**Stated problem:** Output each entry that follows exactly. Images stay out.
------------------------------------
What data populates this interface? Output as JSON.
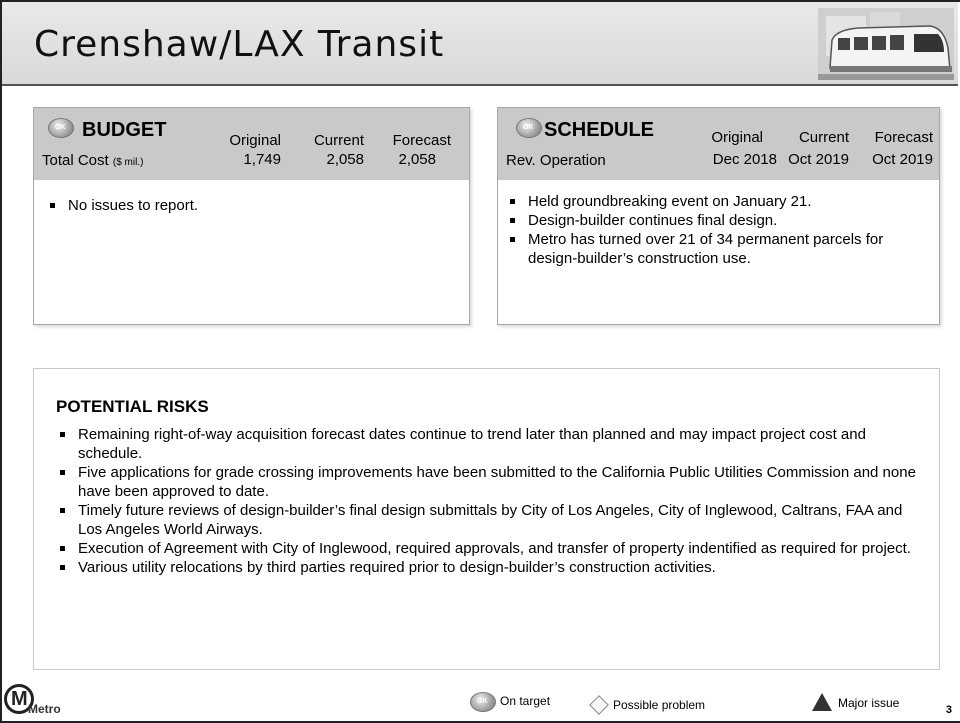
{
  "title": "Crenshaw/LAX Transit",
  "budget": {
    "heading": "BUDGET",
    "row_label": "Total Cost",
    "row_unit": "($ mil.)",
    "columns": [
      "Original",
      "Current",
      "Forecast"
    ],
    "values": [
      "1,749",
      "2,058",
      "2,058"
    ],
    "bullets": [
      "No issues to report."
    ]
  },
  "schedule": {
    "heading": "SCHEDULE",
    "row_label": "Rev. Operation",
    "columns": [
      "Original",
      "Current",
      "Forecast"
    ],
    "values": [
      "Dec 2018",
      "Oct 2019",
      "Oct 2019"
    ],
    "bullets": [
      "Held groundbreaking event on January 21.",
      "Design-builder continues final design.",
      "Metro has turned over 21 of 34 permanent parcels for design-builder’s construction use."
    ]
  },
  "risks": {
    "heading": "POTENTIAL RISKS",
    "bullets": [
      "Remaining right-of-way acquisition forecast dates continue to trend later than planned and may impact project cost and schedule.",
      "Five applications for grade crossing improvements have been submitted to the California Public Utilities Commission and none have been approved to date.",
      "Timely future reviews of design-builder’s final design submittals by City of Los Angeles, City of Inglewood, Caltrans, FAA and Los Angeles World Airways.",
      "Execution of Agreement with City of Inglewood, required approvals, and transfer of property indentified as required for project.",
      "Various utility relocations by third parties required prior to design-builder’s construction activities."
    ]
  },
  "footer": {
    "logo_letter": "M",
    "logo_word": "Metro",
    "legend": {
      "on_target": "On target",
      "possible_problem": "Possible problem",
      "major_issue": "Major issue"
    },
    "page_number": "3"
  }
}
------------------------------------
**Exercise response:**
What data populates this interface? Output as JSON.
{
  "title": "Crenshaw/LAX Transit",
  "budget": {
    "heading": "BUDGET",
    "row_label": "Total Cost",
    "row_unit": "($ mil.)",
    "columns": [
      "Original",
      "Current",
      "Forecast"
    ],
    "values": [
      "1,749",
      "2,058",
      "2,058"
    ],
    "bullets": [
      "No issues to report."
    ]
  },
  "schedule": {
    "heading": "SCHEDULE",
    "row_label": "Rev. Operation",
    "columns": [
      "Original",
      "Current",
      "Forecast"
    ],
    "values": [
      "Dec 2018",
      "Oct 2019",
      "Oct 2019"
    ],
    "bullets": [
      "Held groundbreaking event on January 21.",
      "Design-builder continues final design.",
      "Metro has turned over 21 of 34 permanent parcels for design-builder’s construction use."
    ]
  },
  "risks": {
    "heading": "POTENTIAL RISKS",
    "bullets": [
      "Remaining right-of-way acquisition forecast dates continue to trend later than planned and may impact project cost and schedule.",
      "Five applications for grade crossing improvements have been submitted to the California Public Utilities Commission and none have been approved to date.",
      "Timely future reviews of design-builder’s final design submittals by City of Los Angeles, City of Inglewood, Caltrans, FAA and Los Angeles World Airways.",
      "Execution of Agreement with City of Inglewood, required approvals, and transfer of property indentified as required for project.",
      "Various utility relocations by third parties required prior to design-builder’s construction activities."
    ]
  },
  "footer": {
    "logo_letter": "M",
    "logo_word": "Metro",
    "legend": {
      "on_target": "On target",
      "possible_problem": "Possible problem",
      "major_issue": "Major issue"
    },
    "page_number": "3"
  }
}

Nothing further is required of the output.